▶ **Provided information**
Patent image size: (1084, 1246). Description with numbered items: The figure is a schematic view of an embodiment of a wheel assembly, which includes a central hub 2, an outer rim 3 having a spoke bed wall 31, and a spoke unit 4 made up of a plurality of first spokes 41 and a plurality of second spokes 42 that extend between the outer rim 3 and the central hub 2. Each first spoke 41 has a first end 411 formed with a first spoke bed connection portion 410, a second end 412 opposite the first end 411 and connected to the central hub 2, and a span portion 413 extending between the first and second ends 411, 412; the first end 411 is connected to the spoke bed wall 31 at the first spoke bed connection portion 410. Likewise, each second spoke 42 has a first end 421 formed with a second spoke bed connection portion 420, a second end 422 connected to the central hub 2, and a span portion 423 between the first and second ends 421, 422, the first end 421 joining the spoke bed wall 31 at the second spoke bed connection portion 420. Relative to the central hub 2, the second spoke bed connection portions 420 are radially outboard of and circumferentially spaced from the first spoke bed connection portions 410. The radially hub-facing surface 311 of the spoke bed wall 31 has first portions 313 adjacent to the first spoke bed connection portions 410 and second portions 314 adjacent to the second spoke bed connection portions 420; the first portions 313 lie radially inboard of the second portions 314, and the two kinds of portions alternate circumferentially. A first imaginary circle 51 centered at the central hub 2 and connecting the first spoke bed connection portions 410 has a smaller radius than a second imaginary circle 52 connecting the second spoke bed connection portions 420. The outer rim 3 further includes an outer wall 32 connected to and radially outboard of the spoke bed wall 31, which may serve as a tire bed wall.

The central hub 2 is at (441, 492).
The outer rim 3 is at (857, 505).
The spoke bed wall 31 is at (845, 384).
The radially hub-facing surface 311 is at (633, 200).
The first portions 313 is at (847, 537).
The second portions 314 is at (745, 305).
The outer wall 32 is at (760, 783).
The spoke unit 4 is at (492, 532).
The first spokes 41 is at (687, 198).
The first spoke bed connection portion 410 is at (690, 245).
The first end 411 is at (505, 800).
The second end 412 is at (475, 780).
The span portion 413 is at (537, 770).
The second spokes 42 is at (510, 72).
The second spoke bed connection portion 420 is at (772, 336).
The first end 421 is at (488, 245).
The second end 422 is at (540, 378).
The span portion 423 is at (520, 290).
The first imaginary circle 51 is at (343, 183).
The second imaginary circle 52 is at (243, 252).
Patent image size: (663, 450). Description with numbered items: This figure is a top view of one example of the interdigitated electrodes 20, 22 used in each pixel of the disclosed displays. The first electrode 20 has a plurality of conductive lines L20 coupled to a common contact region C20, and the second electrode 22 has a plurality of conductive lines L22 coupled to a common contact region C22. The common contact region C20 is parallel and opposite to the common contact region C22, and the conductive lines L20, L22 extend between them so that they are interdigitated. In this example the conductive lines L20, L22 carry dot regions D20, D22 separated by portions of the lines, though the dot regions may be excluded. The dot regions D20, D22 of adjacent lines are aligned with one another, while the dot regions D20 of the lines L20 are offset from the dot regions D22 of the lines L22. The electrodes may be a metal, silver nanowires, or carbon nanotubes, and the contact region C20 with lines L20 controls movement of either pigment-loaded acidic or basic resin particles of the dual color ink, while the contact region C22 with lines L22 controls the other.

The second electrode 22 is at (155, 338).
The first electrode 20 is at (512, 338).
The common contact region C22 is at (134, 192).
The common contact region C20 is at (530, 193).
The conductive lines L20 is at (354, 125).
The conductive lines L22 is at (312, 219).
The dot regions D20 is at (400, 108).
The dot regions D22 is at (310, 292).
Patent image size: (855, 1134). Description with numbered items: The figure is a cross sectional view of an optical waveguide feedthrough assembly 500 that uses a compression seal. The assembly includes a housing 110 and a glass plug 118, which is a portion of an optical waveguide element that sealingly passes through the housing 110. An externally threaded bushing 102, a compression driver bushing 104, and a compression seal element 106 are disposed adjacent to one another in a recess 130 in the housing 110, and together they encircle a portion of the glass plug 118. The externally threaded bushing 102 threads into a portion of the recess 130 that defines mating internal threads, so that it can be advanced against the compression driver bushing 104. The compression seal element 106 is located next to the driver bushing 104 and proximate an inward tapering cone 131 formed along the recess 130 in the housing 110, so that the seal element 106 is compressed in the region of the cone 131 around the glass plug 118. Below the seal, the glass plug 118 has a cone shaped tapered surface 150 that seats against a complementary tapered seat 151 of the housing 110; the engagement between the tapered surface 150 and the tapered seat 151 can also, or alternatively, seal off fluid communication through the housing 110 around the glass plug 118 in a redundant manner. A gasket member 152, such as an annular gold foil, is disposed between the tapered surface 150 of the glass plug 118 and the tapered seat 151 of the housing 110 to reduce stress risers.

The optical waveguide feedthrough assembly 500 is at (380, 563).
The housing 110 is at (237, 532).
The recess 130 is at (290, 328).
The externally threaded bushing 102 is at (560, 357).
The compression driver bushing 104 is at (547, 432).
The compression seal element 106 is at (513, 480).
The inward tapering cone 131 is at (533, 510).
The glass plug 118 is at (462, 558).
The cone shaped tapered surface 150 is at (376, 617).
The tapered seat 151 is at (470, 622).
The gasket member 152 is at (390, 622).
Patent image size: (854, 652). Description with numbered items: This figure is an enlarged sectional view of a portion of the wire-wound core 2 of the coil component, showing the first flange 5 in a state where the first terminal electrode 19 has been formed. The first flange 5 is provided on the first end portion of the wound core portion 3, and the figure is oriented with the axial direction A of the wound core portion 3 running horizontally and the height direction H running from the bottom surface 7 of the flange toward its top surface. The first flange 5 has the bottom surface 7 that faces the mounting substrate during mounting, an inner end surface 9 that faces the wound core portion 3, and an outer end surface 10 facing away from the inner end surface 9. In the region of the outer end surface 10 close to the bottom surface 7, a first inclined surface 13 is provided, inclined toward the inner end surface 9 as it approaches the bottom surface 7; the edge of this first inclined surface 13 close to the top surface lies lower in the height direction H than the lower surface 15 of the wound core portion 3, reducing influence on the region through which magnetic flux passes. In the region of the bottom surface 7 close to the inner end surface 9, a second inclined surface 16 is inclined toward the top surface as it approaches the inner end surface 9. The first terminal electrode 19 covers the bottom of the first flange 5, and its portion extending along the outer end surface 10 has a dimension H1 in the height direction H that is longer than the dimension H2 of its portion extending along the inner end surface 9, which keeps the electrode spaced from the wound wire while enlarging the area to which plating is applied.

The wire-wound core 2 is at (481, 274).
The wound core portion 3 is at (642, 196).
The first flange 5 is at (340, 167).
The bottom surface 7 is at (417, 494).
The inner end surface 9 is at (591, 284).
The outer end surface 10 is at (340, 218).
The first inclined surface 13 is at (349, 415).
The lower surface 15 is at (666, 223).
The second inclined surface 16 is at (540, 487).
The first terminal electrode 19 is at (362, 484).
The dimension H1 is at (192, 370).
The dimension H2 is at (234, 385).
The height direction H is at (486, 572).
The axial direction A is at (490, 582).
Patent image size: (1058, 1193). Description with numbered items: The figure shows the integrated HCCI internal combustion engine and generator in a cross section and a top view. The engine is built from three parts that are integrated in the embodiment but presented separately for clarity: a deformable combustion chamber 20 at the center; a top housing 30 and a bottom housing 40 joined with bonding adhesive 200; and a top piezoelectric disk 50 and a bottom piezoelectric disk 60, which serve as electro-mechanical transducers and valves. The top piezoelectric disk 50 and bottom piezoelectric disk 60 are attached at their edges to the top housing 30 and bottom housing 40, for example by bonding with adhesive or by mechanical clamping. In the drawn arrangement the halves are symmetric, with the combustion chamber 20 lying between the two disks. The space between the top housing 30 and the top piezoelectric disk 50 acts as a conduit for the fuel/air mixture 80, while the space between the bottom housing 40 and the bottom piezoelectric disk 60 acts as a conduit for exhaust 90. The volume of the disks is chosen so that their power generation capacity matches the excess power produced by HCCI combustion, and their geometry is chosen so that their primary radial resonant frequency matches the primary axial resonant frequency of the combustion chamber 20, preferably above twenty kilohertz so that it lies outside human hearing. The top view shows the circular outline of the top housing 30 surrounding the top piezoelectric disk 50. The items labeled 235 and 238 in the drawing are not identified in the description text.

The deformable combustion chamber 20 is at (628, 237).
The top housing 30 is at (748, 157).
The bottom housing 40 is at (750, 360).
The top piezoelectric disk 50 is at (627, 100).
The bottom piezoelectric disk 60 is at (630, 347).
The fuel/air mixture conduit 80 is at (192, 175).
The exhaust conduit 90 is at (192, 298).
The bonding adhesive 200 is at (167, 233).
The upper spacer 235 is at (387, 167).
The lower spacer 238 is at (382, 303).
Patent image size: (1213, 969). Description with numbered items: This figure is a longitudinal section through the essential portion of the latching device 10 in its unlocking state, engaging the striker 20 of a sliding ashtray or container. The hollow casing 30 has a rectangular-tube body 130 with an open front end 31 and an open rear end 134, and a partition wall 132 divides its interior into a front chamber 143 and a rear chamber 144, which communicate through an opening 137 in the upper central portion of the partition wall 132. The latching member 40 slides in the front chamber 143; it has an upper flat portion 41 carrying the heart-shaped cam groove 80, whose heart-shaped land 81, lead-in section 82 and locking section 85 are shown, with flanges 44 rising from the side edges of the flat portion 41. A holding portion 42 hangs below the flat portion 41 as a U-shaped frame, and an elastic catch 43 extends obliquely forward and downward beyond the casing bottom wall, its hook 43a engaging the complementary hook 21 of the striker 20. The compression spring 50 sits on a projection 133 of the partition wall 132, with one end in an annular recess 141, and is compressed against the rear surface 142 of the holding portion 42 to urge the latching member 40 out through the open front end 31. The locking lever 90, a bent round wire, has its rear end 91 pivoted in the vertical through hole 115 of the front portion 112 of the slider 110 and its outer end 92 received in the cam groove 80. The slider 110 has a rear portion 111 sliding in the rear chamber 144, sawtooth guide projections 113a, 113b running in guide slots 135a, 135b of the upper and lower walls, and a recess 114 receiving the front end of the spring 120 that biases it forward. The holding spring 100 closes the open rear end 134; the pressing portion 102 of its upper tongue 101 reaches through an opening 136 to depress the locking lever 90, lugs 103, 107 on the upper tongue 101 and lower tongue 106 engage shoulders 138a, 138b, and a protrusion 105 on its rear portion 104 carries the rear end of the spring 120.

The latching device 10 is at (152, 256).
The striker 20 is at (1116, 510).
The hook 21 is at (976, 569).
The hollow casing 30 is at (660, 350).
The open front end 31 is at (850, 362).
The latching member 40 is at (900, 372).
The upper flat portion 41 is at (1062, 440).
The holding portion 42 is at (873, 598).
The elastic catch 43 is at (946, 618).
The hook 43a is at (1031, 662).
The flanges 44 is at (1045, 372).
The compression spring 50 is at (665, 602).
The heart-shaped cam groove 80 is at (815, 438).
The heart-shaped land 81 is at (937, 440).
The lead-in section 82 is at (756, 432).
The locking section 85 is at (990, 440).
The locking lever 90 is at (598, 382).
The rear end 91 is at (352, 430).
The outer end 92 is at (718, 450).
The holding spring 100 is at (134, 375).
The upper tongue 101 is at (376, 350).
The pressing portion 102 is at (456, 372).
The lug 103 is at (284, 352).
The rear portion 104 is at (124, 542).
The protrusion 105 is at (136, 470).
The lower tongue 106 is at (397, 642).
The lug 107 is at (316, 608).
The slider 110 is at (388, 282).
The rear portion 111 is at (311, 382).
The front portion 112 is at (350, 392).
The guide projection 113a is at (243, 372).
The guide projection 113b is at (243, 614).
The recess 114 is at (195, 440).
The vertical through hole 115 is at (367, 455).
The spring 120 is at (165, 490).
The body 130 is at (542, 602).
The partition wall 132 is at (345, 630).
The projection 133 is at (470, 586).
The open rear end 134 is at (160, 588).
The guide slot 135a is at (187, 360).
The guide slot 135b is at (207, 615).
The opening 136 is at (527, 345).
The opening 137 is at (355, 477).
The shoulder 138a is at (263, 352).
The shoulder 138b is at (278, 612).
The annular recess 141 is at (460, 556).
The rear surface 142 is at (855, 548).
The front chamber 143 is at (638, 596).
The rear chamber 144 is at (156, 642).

▶ **Set task**
Recast the lines as a Markdown table with the columns No. and Line, from the line containing "Patent image size: (854, 652)." up to and including the line containing "The axial direction A is at (490, 582).", leaving out blank lines.

▶ **Result of the task**
| No. | Line |
|---|---|
| 1 | Patent image size: (854, 652). Description with numbered items: This figure is an enlarged sectional view of a portion of the wire-wound core 2 of the coil component, showing the first flange 5 in a state where the first terminal electrode 19 has been formed. The first flange 5 is provided on the first end portion of the wound core portion 3, and the figure is oriented with the axial direction A of the wound core portion 3 running horizontally and the height direction H running from the bottom surface 7 of the flange toward its top surface. The first flange 5 has the bottom surface 7 that faces the mounting substrate during mounting, an inner end surface 9 that faces the wound core portion 3, and an outer end surface 10 facing away from the inner end surface 9. In the region of the outer end surface 10 close to the bottom surface 7, a first inclined surface 13 is provided, inclined toward the inner end surface 9 as it approaches the bottom surface 7; the edge of this first inclined surface 13 close to the top surface lies lower in the height direction H than the lower surface 15 of the wound core portion 3, reducing influence on the region through which magnetic flux passes. In the region of the bottom surface 7 close to the inner end surface 9, a second inclined surface 16 is inclined toward the top surface as it approaches the inner end surface 9. The first terminal electrode 19 covers the bottom of the first flange 5, and its portion extending along the outer end surface 10 has a dimension H1 in the height direction H that is longer than the dimension H2 of its portion extending along the inner end surface 9, which keeps the electrode spaced from the wound wire while enlarging the area to which plating is applied. |
| 2 | The wire-wound core 2 is at (481, 274). |
| 3 | The wound core portion 3 is at (642, 196). |
| 4 | The first flange 5 is at (340, 167). |
| 5 | The bottom surface 7 is at (417, 494). |
| 6 | The inner end surface 9 is at (591, 284). |
| 7 | The outer end surface 10 is at (340, 218). |
| 8 | The first inclined surface 13 is at (349, 415). |
| 9 | The lower surface 15 is at (666, 223). |
| 10 | The second inclined surface 16 is at (540, 487). |
| 11 | The first terminal electrode 19 is at (362, 484). |
| 12 | The dimension H1 is at (192, 370). |
| 13 | The dimension H2 is at (234, 385). |
| 14 | The height direction H is at (486, 572). |
| 15 | The axial direction A is at (490, 582). |